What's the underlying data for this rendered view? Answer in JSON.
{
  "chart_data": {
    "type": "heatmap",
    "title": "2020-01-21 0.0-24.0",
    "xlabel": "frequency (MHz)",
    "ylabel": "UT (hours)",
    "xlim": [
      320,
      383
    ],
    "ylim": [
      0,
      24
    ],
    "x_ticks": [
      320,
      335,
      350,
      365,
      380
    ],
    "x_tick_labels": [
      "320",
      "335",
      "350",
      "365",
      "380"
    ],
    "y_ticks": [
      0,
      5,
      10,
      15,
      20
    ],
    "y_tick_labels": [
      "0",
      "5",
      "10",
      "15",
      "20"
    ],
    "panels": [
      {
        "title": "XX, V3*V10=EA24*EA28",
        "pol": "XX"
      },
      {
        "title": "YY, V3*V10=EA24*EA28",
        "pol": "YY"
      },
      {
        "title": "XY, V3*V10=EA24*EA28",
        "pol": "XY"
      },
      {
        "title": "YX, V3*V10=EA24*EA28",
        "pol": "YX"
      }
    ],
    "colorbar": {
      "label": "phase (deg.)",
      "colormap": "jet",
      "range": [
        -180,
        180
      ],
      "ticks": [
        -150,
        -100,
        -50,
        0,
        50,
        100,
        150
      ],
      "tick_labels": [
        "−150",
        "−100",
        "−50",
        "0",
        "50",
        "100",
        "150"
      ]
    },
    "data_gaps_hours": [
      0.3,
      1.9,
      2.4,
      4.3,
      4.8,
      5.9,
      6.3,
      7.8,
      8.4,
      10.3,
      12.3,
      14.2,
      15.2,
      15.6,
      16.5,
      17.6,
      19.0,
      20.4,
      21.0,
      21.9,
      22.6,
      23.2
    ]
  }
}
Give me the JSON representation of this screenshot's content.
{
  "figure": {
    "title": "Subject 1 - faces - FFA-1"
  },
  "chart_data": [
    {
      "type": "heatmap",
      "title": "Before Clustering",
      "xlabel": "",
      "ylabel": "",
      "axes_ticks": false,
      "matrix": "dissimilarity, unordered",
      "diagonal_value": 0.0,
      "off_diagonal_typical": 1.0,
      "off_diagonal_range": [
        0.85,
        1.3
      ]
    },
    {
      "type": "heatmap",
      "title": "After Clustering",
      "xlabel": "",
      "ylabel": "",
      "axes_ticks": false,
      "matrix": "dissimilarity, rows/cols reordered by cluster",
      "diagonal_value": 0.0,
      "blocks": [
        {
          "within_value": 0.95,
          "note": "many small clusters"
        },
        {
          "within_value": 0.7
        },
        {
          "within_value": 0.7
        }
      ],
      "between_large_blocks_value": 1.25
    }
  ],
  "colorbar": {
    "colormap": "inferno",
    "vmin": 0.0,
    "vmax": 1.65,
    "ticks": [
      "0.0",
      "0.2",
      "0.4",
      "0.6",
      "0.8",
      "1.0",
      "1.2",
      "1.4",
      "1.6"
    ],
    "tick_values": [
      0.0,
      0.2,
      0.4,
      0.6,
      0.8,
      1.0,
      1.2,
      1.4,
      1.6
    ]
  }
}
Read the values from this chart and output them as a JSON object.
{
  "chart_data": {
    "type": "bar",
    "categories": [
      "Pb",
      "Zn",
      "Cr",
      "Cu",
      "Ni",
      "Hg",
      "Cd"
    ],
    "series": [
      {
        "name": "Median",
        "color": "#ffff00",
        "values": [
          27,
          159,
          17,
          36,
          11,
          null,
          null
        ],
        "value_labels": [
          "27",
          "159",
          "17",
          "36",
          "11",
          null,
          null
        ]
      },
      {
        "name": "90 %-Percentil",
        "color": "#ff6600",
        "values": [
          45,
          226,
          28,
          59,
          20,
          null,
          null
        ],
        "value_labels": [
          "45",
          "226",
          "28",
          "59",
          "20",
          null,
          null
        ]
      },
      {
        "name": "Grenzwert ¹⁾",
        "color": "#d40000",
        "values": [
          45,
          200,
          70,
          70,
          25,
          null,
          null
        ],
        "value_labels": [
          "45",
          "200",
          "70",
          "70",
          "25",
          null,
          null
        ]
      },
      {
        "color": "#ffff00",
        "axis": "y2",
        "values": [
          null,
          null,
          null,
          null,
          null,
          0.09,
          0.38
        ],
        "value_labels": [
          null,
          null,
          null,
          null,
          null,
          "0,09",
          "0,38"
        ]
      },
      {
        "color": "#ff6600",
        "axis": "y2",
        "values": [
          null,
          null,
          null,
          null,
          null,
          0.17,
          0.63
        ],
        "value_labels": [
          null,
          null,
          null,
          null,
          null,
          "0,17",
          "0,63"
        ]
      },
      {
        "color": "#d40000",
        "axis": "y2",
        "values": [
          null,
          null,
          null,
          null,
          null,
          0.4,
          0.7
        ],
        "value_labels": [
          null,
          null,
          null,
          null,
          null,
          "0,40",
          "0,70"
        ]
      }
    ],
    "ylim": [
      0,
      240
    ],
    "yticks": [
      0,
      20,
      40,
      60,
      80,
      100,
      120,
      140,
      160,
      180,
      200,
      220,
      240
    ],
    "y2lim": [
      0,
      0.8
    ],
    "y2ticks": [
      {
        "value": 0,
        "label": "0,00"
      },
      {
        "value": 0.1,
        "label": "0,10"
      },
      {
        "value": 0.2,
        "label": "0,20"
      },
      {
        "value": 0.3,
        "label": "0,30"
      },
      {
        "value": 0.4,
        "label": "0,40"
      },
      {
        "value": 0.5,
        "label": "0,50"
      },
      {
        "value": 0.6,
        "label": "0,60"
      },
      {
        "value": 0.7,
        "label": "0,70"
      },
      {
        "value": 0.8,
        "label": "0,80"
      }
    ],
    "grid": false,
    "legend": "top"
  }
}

### EXERCISE OBJECTIVE
Reproduce the data in full, exactly as presented.

### REPLY TO THE EXERCISE
What's the underlying data for this rendered view? Answer in JSON.
{
  "chart_data": {
    "type": "heatmap",
    "title": "2020-01-21 0.0-24.0",
    "xlabel": "frequency (MHz)",
    "ylabel": "UT (hours)",
    "xlim": [
      320,
      383
    ],
    "ylim": [
      0,
      24
    ],
    "x_ticks": [
      320,
      335,
      350,
      365,
      380
    ],
    "x_tick_labels": [
      "320",
      "335",
      "350",
      "365",
      "380"
    ],
    "y_ticks": [
      0,
      5,
      10,
      15,
      20
    ],
    "y_tick_labels": [
      "0",
      "5",
      "10",
      "15",
      "20"
    ],
    "panels": [
      {
        "title": "XX, V3*V10=EA24*EA28",
        "pol": "XX"
      },
      {
        "title": "YY, V3*V10=EA24*EA28",
        "pol": "YY"
      },
      {
        "title": "XY, V3*V10=EA24*EA28",
        "pol": "XY"
      },
      {
        "title": "YX, V3*V10=EA24*EA28",
        "pol": "YX"
      }
    ],
    "colorbar": {
      "label": "phase (deg.)",
      "colormap": "jet",
      "range": [
        -180,
        180
      ],
      "ticks": [
        -150,
        -100,
        -50,
        0,
        50,
        100,
        150
      ],
      "tick_labels": [
        "−150",
        "−100",
        "−50",
        "0",
        "50",
        "100",
        "150"
      ]
    },
    "data_gaps_hours": [
      0.3,
      1.9,
      2.4,
      4.3,
      4.8,
      5.9,
      6.3,
      7.8,
      8.4,
      10.3,
      12.3,
      14.2,
      15.2,
      15.6,
      16.5,
      17.6,
      19.0,
      20.4,
      21.0,
      21.9,
      22.6,
      23.2
    ]
  }
}
Give me the JSON representation of this screenshot's content.
{
  "figure": {
    "title": "Subject 1 - faces - FFA-1"
  },
  "chart_data": [
    {
      "type": "heatmap",
      "title": "Before Clustering",
      "xlabel": "",
      "ylabel": "",
      "axes_ticks": false,
      "matrix": "dissimilarity, unordered",
      "diagonal_value": 0.0,
      "off_diagonal_typical": 1.0,
      "off_diagonal_range": [
        0.85,
        1.3
      ]
    },
    {
      "type": "heatmap",
      "title": "After Clustering",
      "xlabel": "",
      "ylabel": "",
      "axes_ticks": false,
      "matrix": "dissimilarity, rows/cols reordered by cluster",
      "diagonal_value": 0.0,
      "blocks": [
        {
          "within_value": 0.95,
          "note": "many small clusters"
        },
        {
          "within_value": 0.7
        },
        {
          "within_value": 0.7
        }
      ],
      "between_large_blocks_value": 1.25
    }
  ],
  "colorbar": {
    "colormap": "inferno",
    "vmin": 0.0,
    "vmax": 1.65,
    "ticks": [
      "0.0",
      "0.2",
      "0.4",
      "0.6",
      "0.8",
      "1.0",
      "1.2",
      "1.4",
      "1.6"
    ],
    "tick_values": [
      0.0,
      0.2,
      0.4,
      0.6,
      0.8,
      1.0,
      1.2,
      1.4,
      1.6
    ]
  }
}
Read the values from this chart and output them as a JSON object.
{
  "chart_data": {
    "type": "bar",
    "categories": [
      "Pb",
      "Zn",
      "Cr",
      "Cu",
      "Ni",
      "Hg",
      "Cd"
    ],
    "series": [
      {
        "name": "Median",
        "color": "#ffff00",
        "values": [
          27,
          159,
          17,
          36,
          11,
          null,
          null
        ],
        "value_labels": [
          "27",
          "159",
          "17",
          "36",
          "11",
          null,
          null
        ]
      },
      {
        "name": "90 %-Percentil",
        "color": "#ff6600",
        "values": [
          45,
          226,
          28,
          59,
          20,
          null,
          null
        ],
        "value_labels": [
          "45",
          "226",
          "28",
          "59",
          "20",
          null,
          null
        ]
      },
      {
        "name": "Grenzwert ¹⁾",
        "color": "#d40000",
        "values": [
          45,
          200,
          70,
          70,
          25,
          null,
          null
        ],
        "value_labels": [
          "45",
          "200",
          "70",
          "70",
          "25",
          null,
          null
        ]
      },
      {
        "color": "#ffff00",
        "axis": "y2",
        "values": [
          null,
          null,
          null,
          null,
          null,
          0.09,
          0.38
        ],
        "value_labels": [
          null,
          null,
          null,
          null,
          null,
          "0,09",
          "0,38"
        ]
      },
      {
        "color": "#ff6600",
        "axis": "y2",
        "values": [
          null,
          null,
          null,
          null,
          null,
          0.17,
          0.63
        ],
        "value_labels": [
          null,
          null,
          null,
          null,
          null,
          "0,17",
          "0,63"
        ]
      },
      {
        "color": "#d40000",
        "axis": "y2",
        "values": [
          null,
          null,
          null,
          null,
          null,
          0.4,
          0.7
        ],
        "value_labels": [
          null,
          null,
          null,
          null,
          null,
          "0,40",
          "0,70"
        ]
      }
    ],
    "ylim": [
      0,
      240
    ],
    "yticks": [
      0,
      20,
      40,
      60,
      80,
      100,
      120,
      140,
      160,
      180,
      200,
      220,
      240
    ],
    "y2lim": [
      0,
      0.8
    ],
    "y2ticks": [
      {
        "value": 0,
        "label": "0,00"
      },
      {
        "value": 0.1,
        "label": "0,10"
      },
      {
        "value": 0.2,
        "label": "0,20"
      },
      {
        "value": 0.3,
        "label": "0,30"
      },
      {
        "value": 0.4,
        "label": "0,40"
      },
      {
        "value": 0.5,
        "label": "0,50"
      },
      {
        "value": 0.6,
        "label": "0,60"
      },
      {
        "value": 0.7,
        "label": "0,70"
      },
      {
        "value": 0.8,
        "label": "0,80"
      }
    ],
    "grid": false,
    "legend": "top"
  }
}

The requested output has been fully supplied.